▶ **Stated problem**
Write every record out again exactly as given.

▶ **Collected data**
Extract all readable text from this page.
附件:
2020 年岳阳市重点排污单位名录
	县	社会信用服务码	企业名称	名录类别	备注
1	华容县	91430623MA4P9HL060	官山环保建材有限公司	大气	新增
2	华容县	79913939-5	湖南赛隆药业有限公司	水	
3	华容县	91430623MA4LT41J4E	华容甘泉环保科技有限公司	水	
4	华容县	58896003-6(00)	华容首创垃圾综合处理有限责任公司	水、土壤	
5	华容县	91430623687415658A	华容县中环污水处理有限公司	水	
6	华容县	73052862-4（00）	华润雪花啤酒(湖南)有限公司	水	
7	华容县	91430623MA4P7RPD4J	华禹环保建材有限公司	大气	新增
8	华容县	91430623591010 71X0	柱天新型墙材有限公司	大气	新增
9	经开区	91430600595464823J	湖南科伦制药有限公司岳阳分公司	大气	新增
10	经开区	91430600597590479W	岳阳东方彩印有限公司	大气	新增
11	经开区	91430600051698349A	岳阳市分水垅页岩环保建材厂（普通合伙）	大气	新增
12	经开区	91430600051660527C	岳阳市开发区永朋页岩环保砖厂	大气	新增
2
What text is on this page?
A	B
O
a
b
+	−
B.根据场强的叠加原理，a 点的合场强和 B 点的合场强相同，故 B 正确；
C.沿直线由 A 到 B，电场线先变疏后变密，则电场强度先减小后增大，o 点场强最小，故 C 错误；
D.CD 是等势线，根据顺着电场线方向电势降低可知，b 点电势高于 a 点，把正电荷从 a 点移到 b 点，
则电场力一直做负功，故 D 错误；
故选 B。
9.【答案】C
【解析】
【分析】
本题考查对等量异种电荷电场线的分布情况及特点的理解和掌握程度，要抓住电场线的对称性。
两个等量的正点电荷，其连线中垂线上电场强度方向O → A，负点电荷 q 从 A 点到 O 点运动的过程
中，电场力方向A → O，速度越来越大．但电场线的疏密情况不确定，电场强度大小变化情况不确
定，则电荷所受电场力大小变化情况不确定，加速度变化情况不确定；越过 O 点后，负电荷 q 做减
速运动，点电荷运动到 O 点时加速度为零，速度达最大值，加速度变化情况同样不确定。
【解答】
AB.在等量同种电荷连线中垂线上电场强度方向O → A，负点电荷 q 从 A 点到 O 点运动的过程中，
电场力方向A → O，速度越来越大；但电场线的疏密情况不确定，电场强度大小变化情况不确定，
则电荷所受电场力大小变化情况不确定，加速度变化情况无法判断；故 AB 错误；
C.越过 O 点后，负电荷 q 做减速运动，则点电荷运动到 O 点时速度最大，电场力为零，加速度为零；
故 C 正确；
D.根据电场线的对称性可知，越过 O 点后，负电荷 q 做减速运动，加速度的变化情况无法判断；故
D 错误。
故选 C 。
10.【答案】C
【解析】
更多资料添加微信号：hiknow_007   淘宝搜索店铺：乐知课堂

▶ **Response to this exercise**
Extract all readable text from this page.
附件:
2020 年岳阳市重点排污单位名录
	县	社会信用服务码	企业名称	名录类别	备注
1	华容县	91430623MA4P9HL060	官山环保建材有限公司	大气	新增
2	华容县	79913939-5	湖南赛隆药业有限公司	水	
3	华容县	91430623MA4LT41J4E	华容甘泉环保科技有限公司	水	
4	华容县	58896003-6(00)	华容首创垃圾综合处理有限责任公司	水、土壤	
5	华容县	91430623687415658A	华容县中环污水处理有限公司	水	
6	华容县	73052862-4（00）	华润雪花啤酒(湖南)有限公司	水	
7	华容县	91430623MA4P7RPD4J	华禹环保建材有限公司	大气	新增
8	华容县	91430623591010 71X0	柱天新型墙材有限公司	大气	新增
9	经开区	91430600595464823J	湖南科伦制药有限公司岳阳分公司	大气	新增
10	经开区	91430600597590479W	岳阳东方彩印有限公司	大气	新增
11	经开区	91430600051698349A	岳阳市分水垅页岩环保建材厂（普通合伙）	大气	新增
12	经开区	91430600051660527C	岳阳市开发区永朋页岩环保砖厂	大气	新增
2
What text is on this page?
A	B
O
a
b
+	−
B.根据场强的叠加原理，a 点的合场强和 B 点的合场强相同，故 B 正确；
C.沿直线由 A 到 B，电场线先变疏后变密，则电场强度先减小后增大，o 点场强最小，故 C 错误；
D.CD 是等势线，根据顺着电场线方向电势降低可知，b 点电势高于 a 点，把正电荷从 a 点移到 b 点，
则电场力一直做负功，故 D 错误；
故选 B。
9.【答案】C
【解析】
【分析】
本题考查对等量异种电荷电场线的分布情况及特点的理解和掌握程度，要抓住电场线的对称性。
两个等量的正点电荷，其连线中垂线上电场强度方向O → A，负点电荷 q 从 A 点到 O 点运动的过程
中，电场力方向A → O，速度越来越大．但电场线的疏密情况不确定，电场强度大小变化情况不确
定，则电荷所受电场力大小变化情况不确定，加速度变化情况不确定；越过 O 点后，负电荷 q 做减
速运动，点电荷运动到 O 点时加速度为零，速度达最大值，加速度变化情况同样不确定。
【解答】
AB.在等量同种电荷连线中垂线上电场强度方向O → A，负点电荷 q 从 A 点到 O 点运动的过程中，
电场力方向A → O，速度越来越大；但电场线的疏密情况不确定，电场强度大小变化情况不确定，
则电荷所受电场力大小变化情况不确定，加速度变化情况无法判断；故 AB 错误；
C.越过 O 点后，负电荷 q 做减速运动，则点电荷运动到 O 点时速度最大，电场力为零，加速度为零；
故 C 正确；
D.根据电场线的对称性可知，越过 O 点后，负电荷 q 做减速运动，加速度的变化情况无法判断；故
D 错误。
故选 C 。
10.【答案】C
【解析】
更多资料添加微信号：hiknow_007   淘宝搜索店铺：乐知课堂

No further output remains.